== What needs to be done ==
Extract all lines in the data that contain the word "Benzo".

— Start —

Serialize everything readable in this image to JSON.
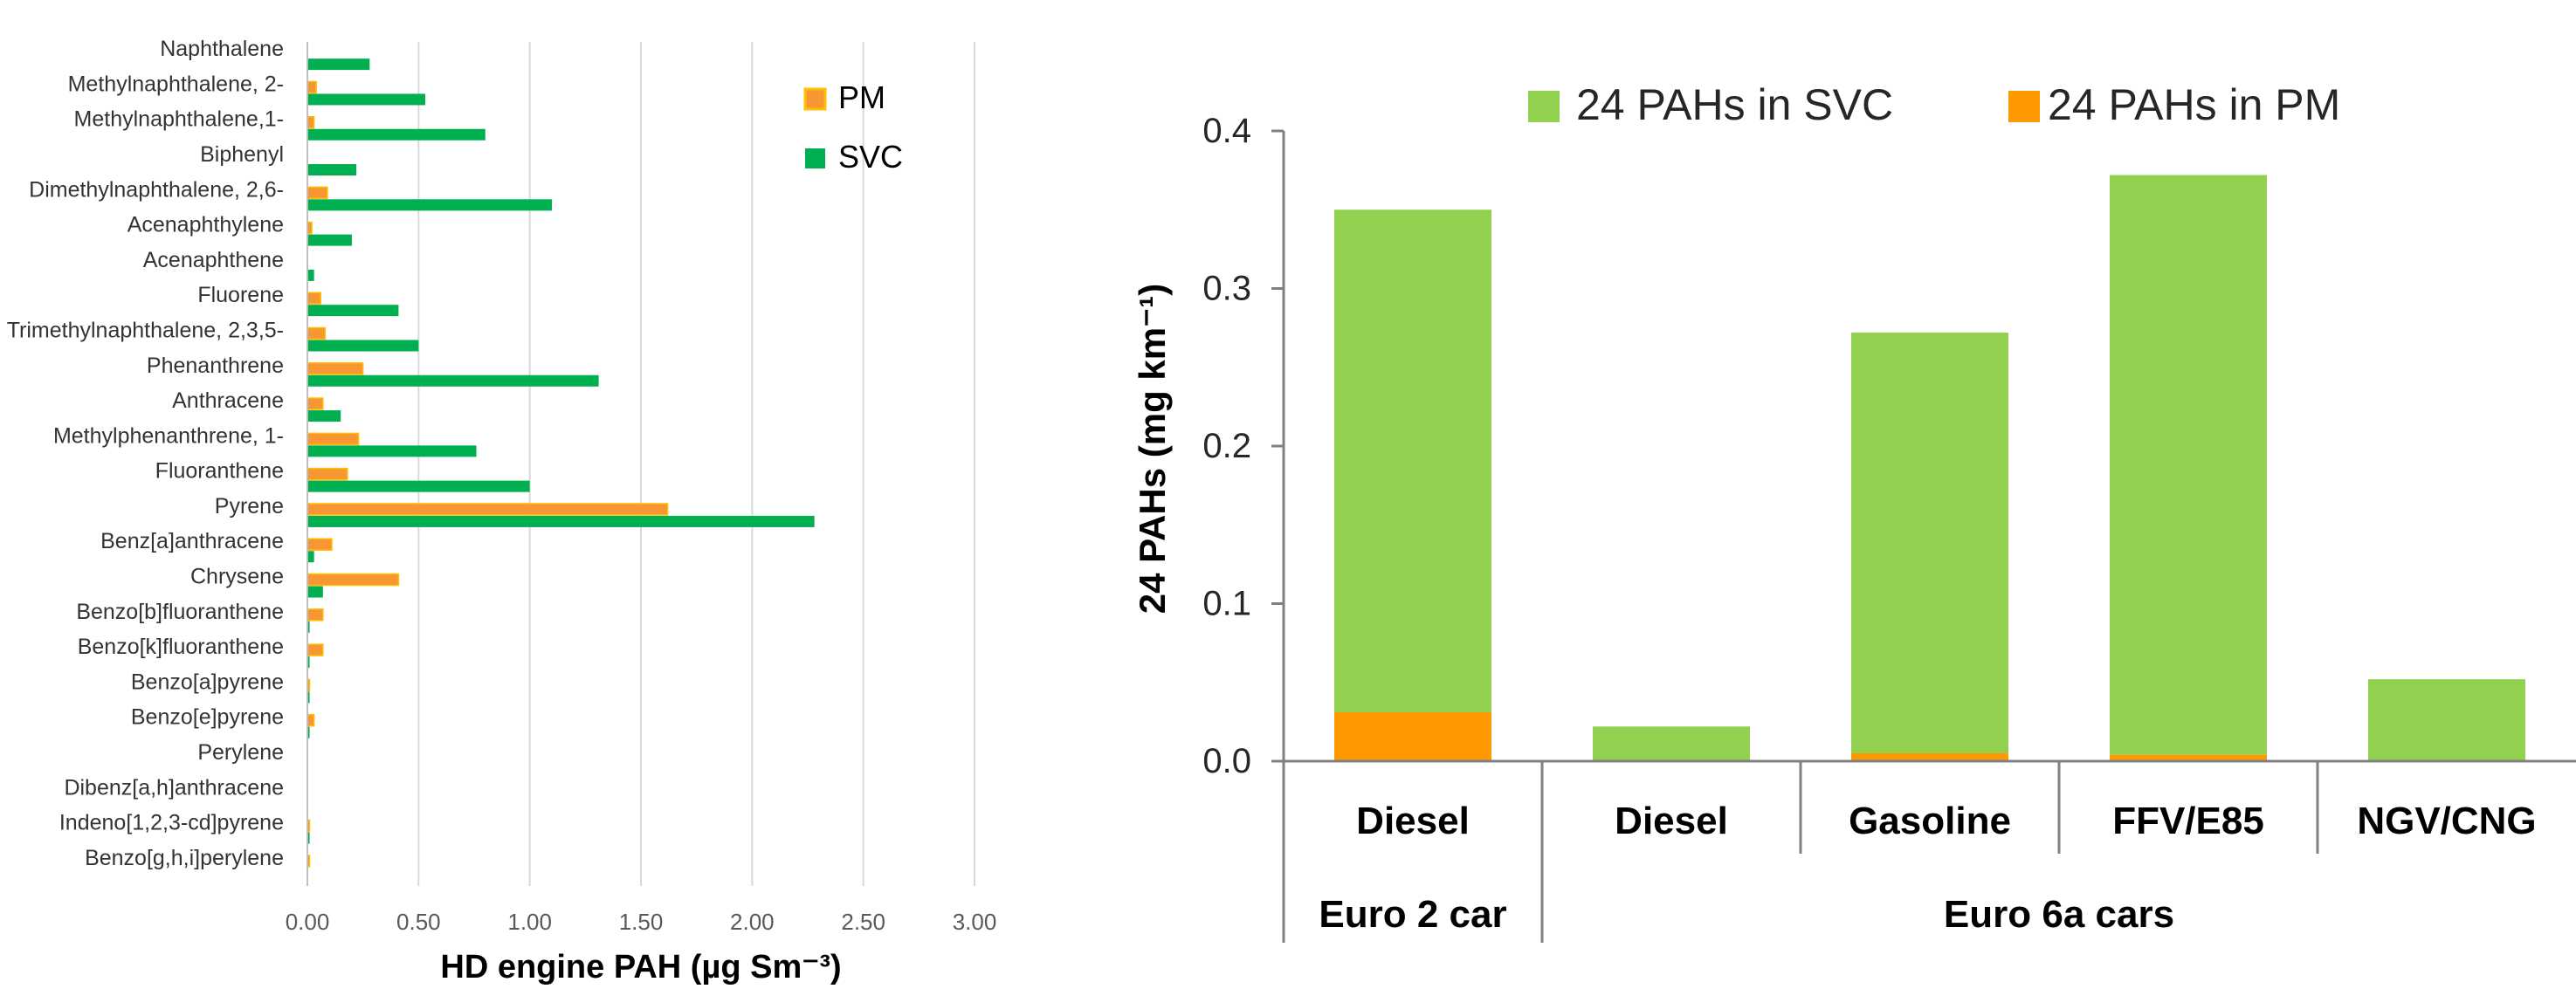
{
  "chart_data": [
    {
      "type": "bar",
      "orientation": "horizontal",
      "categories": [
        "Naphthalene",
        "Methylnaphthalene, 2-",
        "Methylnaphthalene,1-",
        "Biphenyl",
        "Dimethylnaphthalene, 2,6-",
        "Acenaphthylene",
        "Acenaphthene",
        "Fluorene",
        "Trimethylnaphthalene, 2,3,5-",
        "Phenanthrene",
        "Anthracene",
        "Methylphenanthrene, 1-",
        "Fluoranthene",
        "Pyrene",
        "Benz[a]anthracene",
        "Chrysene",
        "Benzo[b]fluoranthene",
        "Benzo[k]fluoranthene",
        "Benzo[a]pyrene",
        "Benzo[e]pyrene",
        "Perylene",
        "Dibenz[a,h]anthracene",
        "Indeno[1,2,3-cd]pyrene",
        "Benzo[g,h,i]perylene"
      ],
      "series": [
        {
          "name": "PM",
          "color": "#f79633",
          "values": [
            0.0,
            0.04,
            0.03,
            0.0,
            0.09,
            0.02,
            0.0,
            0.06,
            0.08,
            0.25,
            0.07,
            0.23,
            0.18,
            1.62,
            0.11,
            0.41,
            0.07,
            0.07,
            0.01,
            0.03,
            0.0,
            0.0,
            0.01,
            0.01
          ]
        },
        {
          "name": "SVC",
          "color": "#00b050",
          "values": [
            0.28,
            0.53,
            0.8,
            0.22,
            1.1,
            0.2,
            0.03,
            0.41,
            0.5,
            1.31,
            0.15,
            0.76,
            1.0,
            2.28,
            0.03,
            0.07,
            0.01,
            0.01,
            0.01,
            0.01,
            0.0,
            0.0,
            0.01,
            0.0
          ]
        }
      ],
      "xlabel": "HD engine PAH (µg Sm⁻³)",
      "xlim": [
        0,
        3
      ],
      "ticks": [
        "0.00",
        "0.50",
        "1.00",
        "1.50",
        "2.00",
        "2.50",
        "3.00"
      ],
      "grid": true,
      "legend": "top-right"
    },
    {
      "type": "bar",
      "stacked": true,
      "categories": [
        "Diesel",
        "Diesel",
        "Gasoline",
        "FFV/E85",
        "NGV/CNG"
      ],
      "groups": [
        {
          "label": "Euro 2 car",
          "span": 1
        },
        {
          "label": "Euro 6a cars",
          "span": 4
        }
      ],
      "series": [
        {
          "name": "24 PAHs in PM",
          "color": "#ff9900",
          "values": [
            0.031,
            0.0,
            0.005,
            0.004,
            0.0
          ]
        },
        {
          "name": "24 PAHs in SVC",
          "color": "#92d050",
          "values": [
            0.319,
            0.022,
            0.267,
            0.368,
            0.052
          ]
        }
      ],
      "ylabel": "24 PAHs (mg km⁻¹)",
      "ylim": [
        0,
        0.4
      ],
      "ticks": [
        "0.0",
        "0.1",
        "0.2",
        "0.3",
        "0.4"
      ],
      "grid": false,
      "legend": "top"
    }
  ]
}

— End —

== The output ==
        "Benzo[b]fluoranthene",
        "Benzo[k]fluoranthene",
        "Benzo[a]pyrene",
        "Benzo[e]pyrene",
        "Benzo[g,h,i]perylene"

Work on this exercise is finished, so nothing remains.